Problem details:
Continue the reference below on choosing vision, audio, and video providers, starting right after its last line.

Document extract:
Choose the right vision provider based on accuracy, cost, and context window needs.

Rule	File	Key Pattern
Vision Models	`rules/vision-models.md`	Provider comparison, token costs, image limits

Audio: Speech-to-Text

Convert audio to text with speaker diarization, timestamps, and sentiment analysis.

Rule	File	Key Pattern
Speech-to-Text	`rules/audio-speech-to-text.md`	Gemini long-form, GPT-4o-Transcribe, AssemblyAI features

Audio: Text-to-Speech

Generate natural speech from text with voice selection and expressive cues.

Rule	File	Key Pattern
Text-to-Speech	`rules/audio-text-to-speech.md`	Gemini TTS, voice config, auditory cues

Audio: Model Selection

Select the right audio/voice provider for real-time, transcription, or TTS use cases.

Rule	File	Key Pattern
Audio Models	`rules/audio-models.md`	Real-time voice comparison, STT benchmarks, pricing

Video: Model Selection

Choose the right video generation provider based on use case, duration, and budget.

Rule	File	Key Pattern
Video Models	`rules/video-generation-models.md`	Kling vs Sora vs Veo vs Runway, pricing, capabilities

Video: API Patterns

Integrate video generation APIs with proper async polling, SDKs, and webhook callbacks.

Rule	File	Key Pattern
API Integration	`rules/video-generation-patterns.md`	Kling REST, fal.ai SDK, Vercel AI SDK, task polling

Video: Multi-Shot

Generate multi-scene videos with consistent characters using storyboarding and character elements.

Rule	File	Key Pattern
Multi-Shot	`rules/video-multi-shot.md`	Kling v3 character elements, 6-shot storyboards, identity binding

Key Decisions

Decision	Recommendation
High accuracy vision	`claude-opus-4-8` (production default — 2,576 px vision budget, 3× what Opus 4.6 allotted). (`claude-fable-5` was the SOTA option but access is suspended for all customers per a US export-control directive, 2026-06-12 — unavailable)

Rows from a dataset:
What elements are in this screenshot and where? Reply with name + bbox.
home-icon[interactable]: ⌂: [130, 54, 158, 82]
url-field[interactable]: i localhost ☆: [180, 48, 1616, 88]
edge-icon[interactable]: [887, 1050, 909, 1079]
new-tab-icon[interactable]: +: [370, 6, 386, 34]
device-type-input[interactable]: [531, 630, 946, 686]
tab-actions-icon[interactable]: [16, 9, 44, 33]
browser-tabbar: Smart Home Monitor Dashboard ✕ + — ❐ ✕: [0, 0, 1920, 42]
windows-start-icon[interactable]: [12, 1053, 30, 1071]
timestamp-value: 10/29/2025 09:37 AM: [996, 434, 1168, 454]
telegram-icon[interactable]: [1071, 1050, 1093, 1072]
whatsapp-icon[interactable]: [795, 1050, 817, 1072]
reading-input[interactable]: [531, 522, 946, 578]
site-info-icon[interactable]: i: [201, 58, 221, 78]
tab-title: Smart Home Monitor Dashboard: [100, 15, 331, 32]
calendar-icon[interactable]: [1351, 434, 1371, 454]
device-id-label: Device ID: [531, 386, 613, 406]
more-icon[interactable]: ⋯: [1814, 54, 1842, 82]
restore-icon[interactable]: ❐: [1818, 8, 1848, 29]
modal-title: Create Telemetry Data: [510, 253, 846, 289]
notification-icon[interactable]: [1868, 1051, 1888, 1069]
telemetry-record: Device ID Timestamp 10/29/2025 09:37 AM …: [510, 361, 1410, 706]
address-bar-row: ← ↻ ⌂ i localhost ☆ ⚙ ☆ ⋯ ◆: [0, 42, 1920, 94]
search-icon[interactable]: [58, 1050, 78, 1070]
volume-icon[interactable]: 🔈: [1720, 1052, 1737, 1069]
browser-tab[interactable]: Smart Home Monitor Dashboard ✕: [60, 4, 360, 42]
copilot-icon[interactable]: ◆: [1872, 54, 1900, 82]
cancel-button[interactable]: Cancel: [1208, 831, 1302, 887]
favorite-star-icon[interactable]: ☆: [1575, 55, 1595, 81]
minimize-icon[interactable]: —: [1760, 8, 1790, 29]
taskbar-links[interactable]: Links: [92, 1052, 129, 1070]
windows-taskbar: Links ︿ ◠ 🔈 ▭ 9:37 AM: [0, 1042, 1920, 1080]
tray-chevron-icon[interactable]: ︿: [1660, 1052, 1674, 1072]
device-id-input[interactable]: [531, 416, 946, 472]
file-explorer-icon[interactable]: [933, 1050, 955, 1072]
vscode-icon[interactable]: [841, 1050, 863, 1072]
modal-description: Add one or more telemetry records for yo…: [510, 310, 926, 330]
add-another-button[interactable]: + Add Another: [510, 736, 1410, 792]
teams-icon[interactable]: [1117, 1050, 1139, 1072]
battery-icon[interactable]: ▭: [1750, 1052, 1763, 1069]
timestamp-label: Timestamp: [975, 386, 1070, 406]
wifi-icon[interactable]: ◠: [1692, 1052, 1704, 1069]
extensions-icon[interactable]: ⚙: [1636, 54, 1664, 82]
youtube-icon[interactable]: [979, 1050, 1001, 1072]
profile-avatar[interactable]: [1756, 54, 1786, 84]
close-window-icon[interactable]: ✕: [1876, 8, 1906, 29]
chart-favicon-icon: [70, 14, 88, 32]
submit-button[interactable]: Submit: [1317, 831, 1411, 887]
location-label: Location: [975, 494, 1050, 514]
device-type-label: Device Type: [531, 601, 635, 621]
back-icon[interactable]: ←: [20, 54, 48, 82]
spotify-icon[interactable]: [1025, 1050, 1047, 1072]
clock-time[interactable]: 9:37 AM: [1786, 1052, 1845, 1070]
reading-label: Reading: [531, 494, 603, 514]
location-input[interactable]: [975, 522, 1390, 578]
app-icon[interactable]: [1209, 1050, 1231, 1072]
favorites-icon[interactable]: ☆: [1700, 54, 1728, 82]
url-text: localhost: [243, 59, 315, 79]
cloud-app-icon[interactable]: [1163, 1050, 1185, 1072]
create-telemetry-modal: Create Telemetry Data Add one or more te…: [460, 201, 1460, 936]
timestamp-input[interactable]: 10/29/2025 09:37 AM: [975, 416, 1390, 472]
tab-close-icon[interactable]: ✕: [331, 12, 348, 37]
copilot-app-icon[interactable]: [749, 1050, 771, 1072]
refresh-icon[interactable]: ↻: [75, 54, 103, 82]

Answer to this exercise:
Long documents	`gemini-3.1-pro-preview` (1M+ context)
Cost-efficient vision	`gemini-3.1-flash-lite-preview` (replaces Gemini 2.5 Flash, deprecates Oct 2026)
Video analysis	`gemini-3.1-pro-preview` (native video, supersedes 2.5 Pro)
Voice assistant	Grok Voice Agent on Grok 4.20 (fastest, <1s)
Emotional voice AI	Gemini Live API
Long audio transcription	`gemini-3.1-pro-preview` (9.5hr)
Speaker diarization	AssemblyAI or Gemini
Self-hosted STT	Whisper Large V3
Character-consistent video	`kling-v3` (Character Elements 3.0)
Narrative video / storytelling	Sora 2 (best cause-and-effect coherence)
Cinematic B-roll	`veo-3.1-generate-preview` (camera control + polished motion)
Budget drafts	`veo-3.1-lite-generate-preview` (~$0.05/s, 720/1080p)
Mid-tier fast renders	`veo-3.1-fast-generate-preview`
Professional VFX	Runway `gen4_turbo` (Act-Two motion transfer)
High-volume social video	`kling-v3` Standard (~$0.20/video)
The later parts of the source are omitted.